* **Directions**
Locate the word "MISS" in the entries below, then gather every line that holds it.

┌──

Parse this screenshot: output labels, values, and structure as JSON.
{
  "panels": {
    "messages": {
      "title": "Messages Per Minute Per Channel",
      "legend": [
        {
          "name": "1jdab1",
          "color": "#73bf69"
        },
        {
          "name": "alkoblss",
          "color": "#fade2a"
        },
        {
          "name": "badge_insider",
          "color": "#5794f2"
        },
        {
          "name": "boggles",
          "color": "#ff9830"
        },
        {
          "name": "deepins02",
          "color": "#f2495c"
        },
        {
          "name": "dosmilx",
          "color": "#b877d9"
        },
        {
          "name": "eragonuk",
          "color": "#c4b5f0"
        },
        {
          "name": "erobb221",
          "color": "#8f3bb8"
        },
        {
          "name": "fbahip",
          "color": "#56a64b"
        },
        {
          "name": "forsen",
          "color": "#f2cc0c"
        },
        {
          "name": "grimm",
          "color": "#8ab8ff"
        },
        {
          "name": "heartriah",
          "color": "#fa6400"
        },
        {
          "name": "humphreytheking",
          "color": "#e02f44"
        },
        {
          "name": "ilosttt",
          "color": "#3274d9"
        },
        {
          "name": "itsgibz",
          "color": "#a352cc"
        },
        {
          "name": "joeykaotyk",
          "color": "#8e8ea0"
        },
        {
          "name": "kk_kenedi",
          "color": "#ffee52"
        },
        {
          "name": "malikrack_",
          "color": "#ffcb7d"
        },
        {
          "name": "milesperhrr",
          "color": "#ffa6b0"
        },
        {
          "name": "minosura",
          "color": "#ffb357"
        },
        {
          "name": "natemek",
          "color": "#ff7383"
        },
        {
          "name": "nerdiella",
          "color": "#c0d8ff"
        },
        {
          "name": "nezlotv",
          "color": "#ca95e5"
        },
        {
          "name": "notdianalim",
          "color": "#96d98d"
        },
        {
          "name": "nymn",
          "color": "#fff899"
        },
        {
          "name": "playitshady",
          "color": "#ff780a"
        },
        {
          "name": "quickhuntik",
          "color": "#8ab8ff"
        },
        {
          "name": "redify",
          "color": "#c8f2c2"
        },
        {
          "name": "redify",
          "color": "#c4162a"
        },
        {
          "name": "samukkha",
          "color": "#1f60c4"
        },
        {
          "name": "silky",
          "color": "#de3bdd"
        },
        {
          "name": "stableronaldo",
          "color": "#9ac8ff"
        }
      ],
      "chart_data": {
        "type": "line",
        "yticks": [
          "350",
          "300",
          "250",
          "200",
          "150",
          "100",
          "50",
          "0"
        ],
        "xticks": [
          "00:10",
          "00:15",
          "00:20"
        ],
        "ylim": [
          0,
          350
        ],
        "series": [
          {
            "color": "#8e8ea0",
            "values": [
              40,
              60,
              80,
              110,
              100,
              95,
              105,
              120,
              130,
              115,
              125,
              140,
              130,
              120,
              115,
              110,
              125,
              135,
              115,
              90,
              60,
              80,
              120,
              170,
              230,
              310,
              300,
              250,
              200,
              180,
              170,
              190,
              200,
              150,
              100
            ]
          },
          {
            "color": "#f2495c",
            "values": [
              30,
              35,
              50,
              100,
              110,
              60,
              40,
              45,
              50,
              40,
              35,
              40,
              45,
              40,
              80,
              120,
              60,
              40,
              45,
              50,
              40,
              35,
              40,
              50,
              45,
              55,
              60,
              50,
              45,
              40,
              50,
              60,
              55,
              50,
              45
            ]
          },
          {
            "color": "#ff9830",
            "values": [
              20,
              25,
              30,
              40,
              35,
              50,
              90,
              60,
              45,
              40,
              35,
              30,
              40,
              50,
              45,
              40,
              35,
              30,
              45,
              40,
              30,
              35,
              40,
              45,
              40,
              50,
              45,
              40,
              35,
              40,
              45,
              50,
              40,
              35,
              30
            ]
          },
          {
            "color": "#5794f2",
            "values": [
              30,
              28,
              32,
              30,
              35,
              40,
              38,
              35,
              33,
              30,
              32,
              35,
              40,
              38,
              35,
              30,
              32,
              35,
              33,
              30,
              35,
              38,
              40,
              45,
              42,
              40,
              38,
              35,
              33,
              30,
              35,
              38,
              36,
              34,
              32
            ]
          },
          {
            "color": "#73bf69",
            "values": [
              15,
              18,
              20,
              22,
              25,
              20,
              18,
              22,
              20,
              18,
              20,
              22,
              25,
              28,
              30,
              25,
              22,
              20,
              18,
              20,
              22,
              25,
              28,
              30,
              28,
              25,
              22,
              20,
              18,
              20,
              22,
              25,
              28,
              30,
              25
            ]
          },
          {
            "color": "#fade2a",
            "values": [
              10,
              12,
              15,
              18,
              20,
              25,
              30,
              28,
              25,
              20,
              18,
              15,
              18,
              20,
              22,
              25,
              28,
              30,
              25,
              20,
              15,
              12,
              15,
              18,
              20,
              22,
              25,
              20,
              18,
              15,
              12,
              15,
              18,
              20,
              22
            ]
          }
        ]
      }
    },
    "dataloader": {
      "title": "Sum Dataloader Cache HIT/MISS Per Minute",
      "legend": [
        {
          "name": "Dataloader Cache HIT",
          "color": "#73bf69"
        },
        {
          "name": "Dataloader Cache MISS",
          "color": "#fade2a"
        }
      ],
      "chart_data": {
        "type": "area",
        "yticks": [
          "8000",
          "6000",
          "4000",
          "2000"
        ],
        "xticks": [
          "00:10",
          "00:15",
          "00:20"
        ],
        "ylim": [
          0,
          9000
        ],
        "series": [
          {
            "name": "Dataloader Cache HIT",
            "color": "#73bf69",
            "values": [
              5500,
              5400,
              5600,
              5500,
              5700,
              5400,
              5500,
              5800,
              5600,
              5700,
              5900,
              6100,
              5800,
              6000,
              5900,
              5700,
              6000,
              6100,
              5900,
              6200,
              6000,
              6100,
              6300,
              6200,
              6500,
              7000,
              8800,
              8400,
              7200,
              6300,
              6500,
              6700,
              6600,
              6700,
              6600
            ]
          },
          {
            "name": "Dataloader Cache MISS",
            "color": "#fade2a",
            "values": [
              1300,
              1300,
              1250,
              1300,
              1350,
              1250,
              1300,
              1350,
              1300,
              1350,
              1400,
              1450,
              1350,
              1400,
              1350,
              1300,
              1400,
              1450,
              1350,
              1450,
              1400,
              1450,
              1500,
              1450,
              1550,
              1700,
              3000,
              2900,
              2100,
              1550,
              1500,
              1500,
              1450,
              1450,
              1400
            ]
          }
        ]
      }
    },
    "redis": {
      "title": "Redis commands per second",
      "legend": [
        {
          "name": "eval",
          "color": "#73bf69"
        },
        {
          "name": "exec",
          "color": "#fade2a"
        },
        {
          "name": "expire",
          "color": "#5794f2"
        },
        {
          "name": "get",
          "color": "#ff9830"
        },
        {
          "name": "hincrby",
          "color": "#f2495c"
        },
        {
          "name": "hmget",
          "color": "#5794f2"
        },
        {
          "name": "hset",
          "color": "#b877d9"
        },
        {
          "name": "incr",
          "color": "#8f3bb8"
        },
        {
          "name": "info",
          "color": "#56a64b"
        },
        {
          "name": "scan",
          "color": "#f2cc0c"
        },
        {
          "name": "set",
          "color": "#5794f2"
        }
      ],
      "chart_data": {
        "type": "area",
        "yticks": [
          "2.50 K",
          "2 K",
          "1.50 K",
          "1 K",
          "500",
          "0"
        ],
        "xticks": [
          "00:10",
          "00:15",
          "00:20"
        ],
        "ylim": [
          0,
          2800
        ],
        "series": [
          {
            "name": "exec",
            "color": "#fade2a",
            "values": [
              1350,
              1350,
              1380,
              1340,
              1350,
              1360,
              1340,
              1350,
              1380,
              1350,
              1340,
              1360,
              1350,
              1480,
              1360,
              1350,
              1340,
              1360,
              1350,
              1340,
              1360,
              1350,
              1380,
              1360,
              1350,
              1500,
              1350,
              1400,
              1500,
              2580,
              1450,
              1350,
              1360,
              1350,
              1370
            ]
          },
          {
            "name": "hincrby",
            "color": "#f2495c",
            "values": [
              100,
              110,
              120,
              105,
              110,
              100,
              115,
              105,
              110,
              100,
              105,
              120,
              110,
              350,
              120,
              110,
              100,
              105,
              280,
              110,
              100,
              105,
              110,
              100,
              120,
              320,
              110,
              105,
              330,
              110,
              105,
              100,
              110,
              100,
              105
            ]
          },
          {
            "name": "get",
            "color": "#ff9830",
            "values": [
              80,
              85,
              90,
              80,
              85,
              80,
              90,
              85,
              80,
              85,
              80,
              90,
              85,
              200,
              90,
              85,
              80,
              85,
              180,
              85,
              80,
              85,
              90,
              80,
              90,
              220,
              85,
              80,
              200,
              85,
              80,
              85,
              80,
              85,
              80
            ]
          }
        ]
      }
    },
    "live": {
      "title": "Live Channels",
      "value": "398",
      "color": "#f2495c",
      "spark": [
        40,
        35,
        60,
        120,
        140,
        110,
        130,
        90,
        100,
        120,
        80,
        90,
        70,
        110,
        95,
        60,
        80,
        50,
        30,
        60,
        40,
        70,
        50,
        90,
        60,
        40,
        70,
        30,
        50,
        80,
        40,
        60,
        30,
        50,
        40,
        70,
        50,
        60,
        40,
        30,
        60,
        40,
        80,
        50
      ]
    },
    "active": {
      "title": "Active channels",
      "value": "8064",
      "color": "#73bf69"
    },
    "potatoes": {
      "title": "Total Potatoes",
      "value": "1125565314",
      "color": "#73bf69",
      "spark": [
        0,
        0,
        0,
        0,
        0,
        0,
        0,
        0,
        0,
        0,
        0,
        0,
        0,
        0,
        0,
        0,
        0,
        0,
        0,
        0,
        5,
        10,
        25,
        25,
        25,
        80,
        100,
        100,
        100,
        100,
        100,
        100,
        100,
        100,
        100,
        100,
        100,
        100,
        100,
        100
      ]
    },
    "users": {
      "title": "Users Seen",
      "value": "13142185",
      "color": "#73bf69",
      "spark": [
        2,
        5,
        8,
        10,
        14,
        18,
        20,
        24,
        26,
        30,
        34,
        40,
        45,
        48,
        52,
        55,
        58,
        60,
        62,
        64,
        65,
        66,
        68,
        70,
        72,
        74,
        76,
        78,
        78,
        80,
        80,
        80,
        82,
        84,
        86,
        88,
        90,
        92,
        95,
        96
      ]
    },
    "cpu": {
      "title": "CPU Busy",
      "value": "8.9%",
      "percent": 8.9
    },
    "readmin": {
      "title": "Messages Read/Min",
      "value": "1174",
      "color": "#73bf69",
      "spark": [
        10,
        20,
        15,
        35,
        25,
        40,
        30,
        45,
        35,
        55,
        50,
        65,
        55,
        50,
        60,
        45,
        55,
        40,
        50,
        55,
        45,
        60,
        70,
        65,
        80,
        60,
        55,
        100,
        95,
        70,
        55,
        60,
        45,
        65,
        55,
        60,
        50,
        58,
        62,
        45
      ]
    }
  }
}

└──

* **Response**
      "title": "Sum Dataloader Cache HIT/MISS Per Minute",
          "name": "Dataloader Cache MISS",
            "name": "Dataloader Cache MISS",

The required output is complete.